### PASSAGE:
TorchGDM: A GPU-Accelerated Python Toolkit for Multi-Scale Electromagnetic Scattering with Automatic Differentiation
Sofia Ponomareva, Adelin Patoux, Clément Majorel, Antoine Azéma, Aurélien Cuche, Christian Girard, Arnaud Arbouet, Peter R. Wiecha
TL;DR
TorchGDM presents a GPU-accelerated, PyTorch-based framework for nano-optical scattering that unifies volume discretization with effective dipole models through the Green's Dyadic Method. By enabling mixed discretization (fully discretized and GPM-based structures) and full automatic differentiation, it supports differentiable design, optimization, and inverse problems for multi-scale metasurfaces and complex environments. Key contributions include the formalism for 6N×6N coupling, a robust extraction procedure for Global Polarizability Matrix models, and a versatile set of observables (near/far fields, LDOS, Green's tensors, multipole analyses) with AD capabilities. The toolkit targets mesoscale to large-scale scattering problems, offering a path toward physics-informed learning and gradient-based metasurface design, with demonstrated capabilities in resonance searches, BICs, metalens optimization, and large mixed-structure reconstructions. The work also delineates current AD limitations and outlines a roadmap for differentiable Mie/T-Matrix components and iterative solvers to extend scalability beyond ~10^4 dipoles.
Abstract
We present "torchGDM", a numerical framework for nano-optical simulations based on the Green's Dyadic Method (GDM). This toolkit combines a hybrid approach, allowing for both fully discretized nano-structures and structures approximated by sets of effective electric and magnetic dipoles. It supports simulations in three dimensions and for infinitely long, two-dimensional structures. This capability is particularly suited for multi-scale modeling, enabling accurate near-field calculations within or around a discretized structure embedded in a complex environment of scatterers represented by effective models. Importantly, torchGDM is entirely implemented in PyTorch, a well-optimized and GPU-enabled automatic differentiation framework. This allows for the efficient calculation of exact derivatives of any simulated observable with respect to various inputs, including positions, wavelengths or permittivity, but also intermediate parameters like Green's tensor components, which can be interesting for physics informed deep learning applications. We anticipate that this toolkit will be valuable for applications merging nano-photonics and machine learning, as well as for solving nano-photonic optimization and inverse problems, such as the global design and characterization of metasurfaces, where optical interactions between structures are critical.

Collection entries
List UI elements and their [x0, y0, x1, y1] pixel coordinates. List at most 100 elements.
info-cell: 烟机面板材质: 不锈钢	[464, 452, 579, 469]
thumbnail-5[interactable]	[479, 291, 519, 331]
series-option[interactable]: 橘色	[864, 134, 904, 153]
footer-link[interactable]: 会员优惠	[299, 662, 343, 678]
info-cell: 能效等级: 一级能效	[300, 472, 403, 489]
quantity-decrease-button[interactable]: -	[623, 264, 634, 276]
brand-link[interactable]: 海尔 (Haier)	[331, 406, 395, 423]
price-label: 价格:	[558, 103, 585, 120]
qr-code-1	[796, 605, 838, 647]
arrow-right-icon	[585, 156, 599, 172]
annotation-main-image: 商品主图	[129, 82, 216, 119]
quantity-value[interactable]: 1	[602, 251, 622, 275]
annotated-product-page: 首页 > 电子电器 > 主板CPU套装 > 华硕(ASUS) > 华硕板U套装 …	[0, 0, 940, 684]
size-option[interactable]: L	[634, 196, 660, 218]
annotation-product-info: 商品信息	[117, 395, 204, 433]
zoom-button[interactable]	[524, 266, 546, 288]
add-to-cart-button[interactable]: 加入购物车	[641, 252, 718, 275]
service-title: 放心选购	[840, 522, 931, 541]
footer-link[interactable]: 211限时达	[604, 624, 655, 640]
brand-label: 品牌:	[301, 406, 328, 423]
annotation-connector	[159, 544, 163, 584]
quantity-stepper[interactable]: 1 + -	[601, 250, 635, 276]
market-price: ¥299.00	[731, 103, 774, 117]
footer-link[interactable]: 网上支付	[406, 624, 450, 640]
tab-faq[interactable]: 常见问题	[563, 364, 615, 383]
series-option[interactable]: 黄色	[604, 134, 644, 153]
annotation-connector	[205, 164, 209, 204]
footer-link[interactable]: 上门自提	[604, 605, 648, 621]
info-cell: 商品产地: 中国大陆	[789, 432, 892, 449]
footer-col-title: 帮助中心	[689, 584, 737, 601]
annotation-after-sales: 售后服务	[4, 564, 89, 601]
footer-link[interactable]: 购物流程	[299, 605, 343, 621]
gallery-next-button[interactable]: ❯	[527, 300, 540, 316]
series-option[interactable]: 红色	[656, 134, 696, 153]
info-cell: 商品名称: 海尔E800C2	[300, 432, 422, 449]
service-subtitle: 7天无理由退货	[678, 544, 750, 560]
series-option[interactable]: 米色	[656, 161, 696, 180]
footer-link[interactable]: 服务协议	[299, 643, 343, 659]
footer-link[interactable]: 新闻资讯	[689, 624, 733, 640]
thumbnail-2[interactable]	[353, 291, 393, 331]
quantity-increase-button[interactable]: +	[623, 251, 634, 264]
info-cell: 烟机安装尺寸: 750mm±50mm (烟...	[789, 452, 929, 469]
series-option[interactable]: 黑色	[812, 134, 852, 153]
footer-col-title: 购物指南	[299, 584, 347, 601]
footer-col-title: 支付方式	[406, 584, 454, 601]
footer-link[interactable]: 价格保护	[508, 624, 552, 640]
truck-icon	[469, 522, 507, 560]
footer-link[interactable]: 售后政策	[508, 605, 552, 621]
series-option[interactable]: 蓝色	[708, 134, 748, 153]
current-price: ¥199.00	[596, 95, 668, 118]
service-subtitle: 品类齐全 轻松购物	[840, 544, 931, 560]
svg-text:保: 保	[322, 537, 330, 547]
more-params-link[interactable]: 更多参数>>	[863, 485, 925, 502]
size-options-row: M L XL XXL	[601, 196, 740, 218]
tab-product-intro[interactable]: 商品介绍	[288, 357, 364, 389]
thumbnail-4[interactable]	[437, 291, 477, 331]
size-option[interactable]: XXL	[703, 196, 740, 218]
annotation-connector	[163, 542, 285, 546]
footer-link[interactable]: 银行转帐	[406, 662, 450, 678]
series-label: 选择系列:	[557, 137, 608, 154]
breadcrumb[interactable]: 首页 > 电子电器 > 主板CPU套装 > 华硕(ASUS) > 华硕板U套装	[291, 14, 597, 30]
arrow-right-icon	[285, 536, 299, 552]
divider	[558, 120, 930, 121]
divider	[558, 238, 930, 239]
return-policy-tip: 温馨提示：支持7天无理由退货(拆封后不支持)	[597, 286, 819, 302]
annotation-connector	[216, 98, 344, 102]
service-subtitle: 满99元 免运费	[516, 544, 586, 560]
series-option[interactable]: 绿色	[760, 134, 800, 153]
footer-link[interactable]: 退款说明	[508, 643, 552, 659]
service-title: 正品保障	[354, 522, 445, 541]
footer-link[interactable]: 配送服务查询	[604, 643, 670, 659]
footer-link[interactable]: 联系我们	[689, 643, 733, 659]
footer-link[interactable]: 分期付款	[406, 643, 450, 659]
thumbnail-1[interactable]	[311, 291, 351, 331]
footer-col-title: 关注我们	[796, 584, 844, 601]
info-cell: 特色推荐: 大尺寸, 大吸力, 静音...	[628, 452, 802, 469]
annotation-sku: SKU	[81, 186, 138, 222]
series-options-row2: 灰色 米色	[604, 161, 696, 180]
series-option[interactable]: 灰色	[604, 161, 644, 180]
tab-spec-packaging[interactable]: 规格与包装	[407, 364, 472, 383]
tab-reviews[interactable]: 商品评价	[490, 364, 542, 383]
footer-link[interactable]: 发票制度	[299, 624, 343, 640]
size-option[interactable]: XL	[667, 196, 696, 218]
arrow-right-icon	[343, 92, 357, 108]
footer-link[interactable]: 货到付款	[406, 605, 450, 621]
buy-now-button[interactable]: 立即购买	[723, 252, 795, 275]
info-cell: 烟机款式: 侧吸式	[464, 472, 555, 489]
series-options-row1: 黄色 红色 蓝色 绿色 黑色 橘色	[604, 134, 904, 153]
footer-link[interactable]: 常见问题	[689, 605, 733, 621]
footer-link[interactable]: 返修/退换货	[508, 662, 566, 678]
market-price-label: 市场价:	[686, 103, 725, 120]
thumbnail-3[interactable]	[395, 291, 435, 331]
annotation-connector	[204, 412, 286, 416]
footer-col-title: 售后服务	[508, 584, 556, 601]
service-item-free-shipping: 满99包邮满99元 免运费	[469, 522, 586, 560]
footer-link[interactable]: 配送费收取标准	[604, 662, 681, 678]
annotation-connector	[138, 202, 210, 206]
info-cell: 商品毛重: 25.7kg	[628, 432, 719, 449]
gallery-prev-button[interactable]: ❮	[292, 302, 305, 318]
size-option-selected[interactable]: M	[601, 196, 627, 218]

### WHAT YOU SHOULD DO:
Answer these questions using the torchGDM passage.
1. In which framework is torchGDM entirely implemented?
2. Beyond roughly how many dipoles is the outlined roadmap meant to extend scalability?
3. Besides three-dimensional simulations, what kind of structures does the toolkit support?

### SOLUTION TO THE PROBLEM:
1. PyTorch.
2. About 10^4 dipoles.
3. Infinitely long, two-dimensional structures.